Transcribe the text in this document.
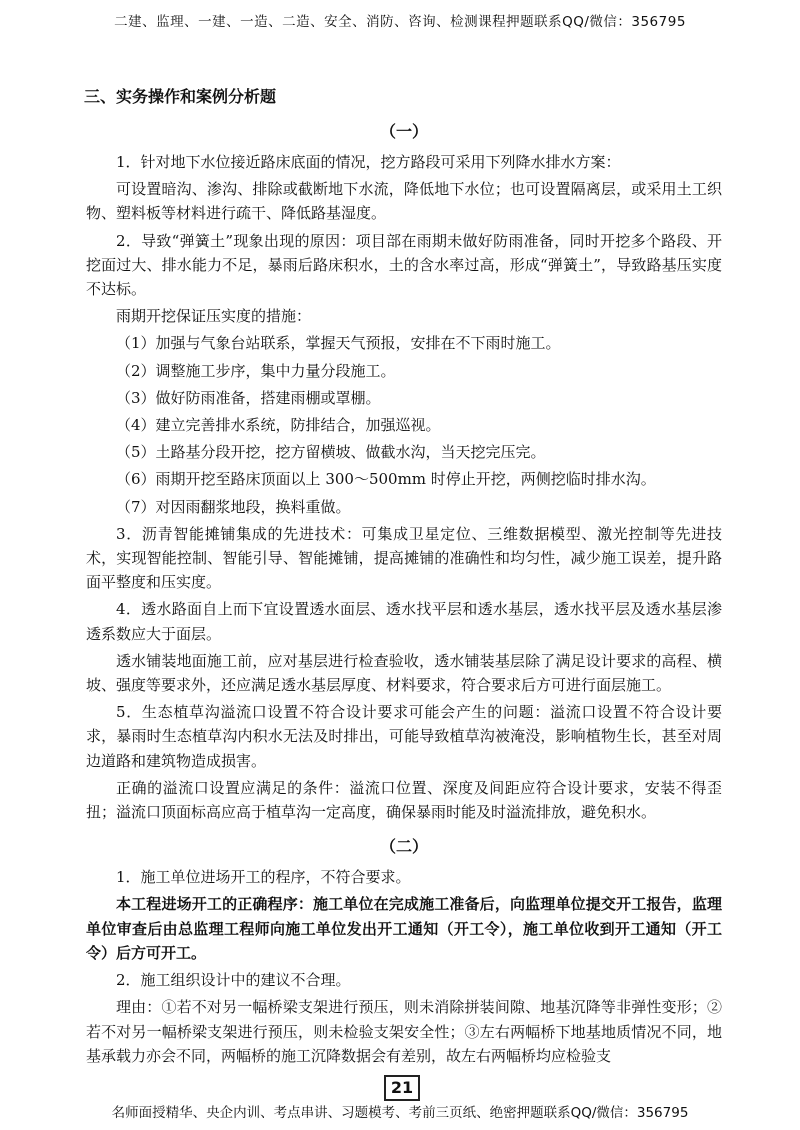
二建、监理、一建、一造、二造、安全、消防、咨询、检测课程押题联系QQ/微信：356795
三、实务操作和案例分析题
（一）

1．针对地下水位接近路床底面的情况，挖方路段可采用下列降水排水方案：

可设置暗沟、渗沟、排除或截断地下水流，降低地下水位；也可设置隔离层，或采用土工织物、塑料板等材料进行疏干、降低路基湿度。

2．导致“弹簧土”现象出现的原因：项目部在雨期未做好防雨准备，同时开挖多个路段、开挖面过大、排水能力不足，暴雨后路床积水，土的含水率过高，形成“弹簧土”，导致路基压实度不达标。

雨期开挖保证压实度的措施：

（1）加强与气象台站联系，掌握天气预报，安排在不下雨时施工。
（2）调整施工步序，集中力量分段施工。
（3）做好防雨准备，搭建雨棚或罩棚。
（4）建立完善排水系统，防排结合，加强巡视。
（5）土路基分段开挖，挖方留横坡、做截水沟，当天挖完压完。
（6）雨期开挖至路床顶面以上 300～500mm 时停止开挖，两侧挖临时排水沟。
（7）对因雨翻浆地段，换料重做。

3．沥青智能摊铺集成的先进技术：可集成卫星定位、三维数据模型、激光控制等先进技术，实现智能控制、智能引导、智能摊铺，提高摊铺的准确性和均匀性，减少施工误差，提升路面平整度和压实度。

4．透水路面自上而下宜设置透水面层、透水找平层和透水基层，透水找平层及透水基层渗透系数应大于面层。

透水铺装地面施工前，应对基层进行检查验收，透水铺装基层除了满足设计要求的高程、横坡、强度等要求外，还应满足透水基层厚度、材料要求，符合要求后方可进行面层施工。

5．生态植草沟溢流口设置不符合设计要求可能会产生的问题：溢流口设置不符合设计要求，暴雨时生态植草沟内积水无法及时排出，可能导致植草沟被淹没，影响植物生长，甚至对周边道路和建筑物造成损害。

正确的溢流口设置应满足的条件：溢流口位置、深度及间距应符合设计要求，安装不得歪扭；溢流口顶面标高应高于植草沟一定高度，确保暴雨时能及时溢流排放，避免积水。

（二）

1．施工单位进场开工的程序，不符合要求。

本工程进场开工的正确程序：施工单位在完成施工准备后，向监理单位提交开工报告，监理单位审查后由总监理工程师向施工单位发出开工通知（开工令），施工单位收到开工通知（开工令）后方可开工。

2．施工组织设计中的建议不合理。

理由：①若不对另一幅桥梁支架进行预压，则未消除拼装间隙、地基沉降等非弹性变形；②若不对另一幅桥梁支架进行预压，则未检验支架安全性；③左右两幅桥下地基地质情况不同，地基承载力亦会不同，两幅桥的施工沉降数据会有差别，故左右两幅桥均应检验支

21
名师面授精华、央企内训、考点串讲、习题模考、考前三页纸、绝密押题联系QQ/微信：356795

TASK: Reproduce all the records verbatim, excluding images.

SOLUTION TO THE EXERCISE:
Transcribe the text in this document.
二建、监理、一建、一造、二造、安全、消防、咨询、检测课程押题联系QQ/微信：356795
三、实务操作和案例分析题
（一）

1．针对地下水位接近路床底面的情况，挖方路段可采用下列降水排水方案：

可设置暗沟、渗沟、排除或截断地下水流，降低地下水位；也可设置隔离层，或采用土工织物、塑料板等材料进行疏干、降低路基湿度。

2．导致“弹簧土”现象出现的原因：项目部在雨期未做好防雨准备，同时开挖多个路段、开挖面过大、排水能力不足，暴雨后路床积水，土的含水率过高，形成“弹簧土”，导致路基压实度不达标。

雨期开挖保证压实度的措施：

（1）加强与气象台站联系，掌握天气预报，安排在不下雨时施工。
（2）调整施工步序，集中力量分段施工。
（3）做好防雨准备，搭建雨棚或罩棚。
（4）建立完善排水系统，防排结合，加强巡视。
（5）土路基分段开挖，挖方留横坡、做截水沟，当天挖完压完。
（6）雨期开挖至路床顶面以上 300～500mm 时停止开挖，两侧挖临时排水沟。
（7）对因雨翻浆地段，换料重做。

3．沥青智能摊铺集成的先进技术：可集成卫星定位、三维数据模型、激光控制等先进技术，实现智能控制、智能引导、智能摊铺，提高摊铺的准确性和均匀性，减少施工误差，提升路面平整度和压实度。

4．透水路面自上而下宜设置透水面层、透水找平层和透水基层，透水找平层及透水基层渗透系数应大于面层。

透水铺装地面施工前，应对基层进行检查验收，透水铺装基层除了满足设计要求的高程、横坡、强度等要求外，还应满足透水基层厚度、材料要求，符合要求后方可进行面层施工。

5．生态植草沟溢流口设置不符合设计要求可能会产生的问题：溢流口设置不符合设计要求，暴雨时生态植草沟内积水无法及时排出，可能导致植草沟被淹没，影响植物生长，甚至对周边道路和建筑物造成损害。

正确的溢流口设置应满足的条件：溢流口位置、深度及间距应符合设计要求，安装不得歪扭；溢流口顶面标高应高于植草沟一定高度，确保暴雨时能及时溢流排放，避免积水。

（二）

1．施工单位进场开工的程序，不符合要求。

本工程进场开工的正确程序：施工单位在完成施工准备后，向监理单位提交开工报告，监理单位审查后由总监理工程师向施工单位发出开工通知（开工令），施工单位收到开工通知（开工令）后方可开工。

2．施工组织设计中的建议不合理。

理由：①若不对另一幅桥梁支架进行预压，则未消除拼装间隙、地基沉降等非弹性变形；②若不对另一幅桥梁支架进行预压，则未检验支架安全性；③左右两幅桥下地基地质情况不同，地基承载力亦会不同，两幅桥的施工沉降数据会有差别，故左右两幅桥均应检验支

21
名师面授精华、央企内训、考点串讲、习题模考、考前三页纸、绝密押题联系QQ/微信：356795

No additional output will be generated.